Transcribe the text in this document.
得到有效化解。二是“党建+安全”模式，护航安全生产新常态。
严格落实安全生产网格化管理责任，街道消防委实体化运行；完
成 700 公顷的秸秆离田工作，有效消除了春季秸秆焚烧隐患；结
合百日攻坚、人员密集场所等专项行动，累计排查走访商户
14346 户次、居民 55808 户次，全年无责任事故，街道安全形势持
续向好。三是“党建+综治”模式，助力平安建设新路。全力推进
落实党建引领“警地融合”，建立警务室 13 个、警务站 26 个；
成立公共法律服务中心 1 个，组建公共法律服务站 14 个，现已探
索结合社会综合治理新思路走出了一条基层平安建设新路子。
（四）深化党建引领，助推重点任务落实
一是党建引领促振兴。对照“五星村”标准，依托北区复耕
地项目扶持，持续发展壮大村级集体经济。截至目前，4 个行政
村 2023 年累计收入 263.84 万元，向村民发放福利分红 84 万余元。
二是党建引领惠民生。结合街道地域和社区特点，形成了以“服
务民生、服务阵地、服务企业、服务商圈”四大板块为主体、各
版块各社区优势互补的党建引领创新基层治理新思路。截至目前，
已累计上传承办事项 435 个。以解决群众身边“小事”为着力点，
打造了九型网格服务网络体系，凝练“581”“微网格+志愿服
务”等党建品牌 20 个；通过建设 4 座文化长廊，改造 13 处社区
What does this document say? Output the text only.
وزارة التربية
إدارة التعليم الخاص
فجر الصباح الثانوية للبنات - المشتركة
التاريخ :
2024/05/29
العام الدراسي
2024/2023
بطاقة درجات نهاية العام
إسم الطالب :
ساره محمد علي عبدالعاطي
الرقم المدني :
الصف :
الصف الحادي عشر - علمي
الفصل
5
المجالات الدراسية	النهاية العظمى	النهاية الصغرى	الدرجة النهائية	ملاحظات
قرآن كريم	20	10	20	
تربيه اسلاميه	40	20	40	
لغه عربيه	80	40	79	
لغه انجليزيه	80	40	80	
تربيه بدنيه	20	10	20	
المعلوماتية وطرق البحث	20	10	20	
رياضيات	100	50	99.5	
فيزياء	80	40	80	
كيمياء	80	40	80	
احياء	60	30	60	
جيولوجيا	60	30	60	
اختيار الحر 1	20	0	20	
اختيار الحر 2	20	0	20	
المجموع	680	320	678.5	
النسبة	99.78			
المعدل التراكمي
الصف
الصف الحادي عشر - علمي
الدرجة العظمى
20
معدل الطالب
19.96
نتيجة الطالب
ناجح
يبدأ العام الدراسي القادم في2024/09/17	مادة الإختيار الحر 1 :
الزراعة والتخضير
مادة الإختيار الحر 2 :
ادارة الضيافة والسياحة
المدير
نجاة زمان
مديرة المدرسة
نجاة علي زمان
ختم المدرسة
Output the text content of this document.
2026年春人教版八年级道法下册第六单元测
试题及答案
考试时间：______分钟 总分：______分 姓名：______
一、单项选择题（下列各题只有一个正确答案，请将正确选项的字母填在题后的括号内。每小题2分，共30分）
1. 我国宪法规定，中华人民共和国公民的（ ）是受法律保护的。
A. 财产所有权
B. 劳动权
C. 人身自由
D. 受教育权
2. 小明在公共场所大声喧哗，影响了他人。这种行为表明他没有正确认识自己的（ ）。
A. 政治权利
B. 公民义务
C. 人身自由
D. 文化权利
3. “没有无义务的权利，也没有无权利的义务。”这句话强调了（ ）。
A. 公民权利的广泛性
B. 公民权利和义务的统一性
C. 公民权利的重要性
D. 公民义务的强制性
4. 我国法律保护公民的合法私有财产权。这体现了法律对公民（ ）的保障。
○ ○ ○ ○
Problem details:
Go through the records and pull out each line that includes the word "الصف".

Complete answer:
الصف :
الصف الحادي عشر - علمي
الصف
الصف الحادي عشر - علمي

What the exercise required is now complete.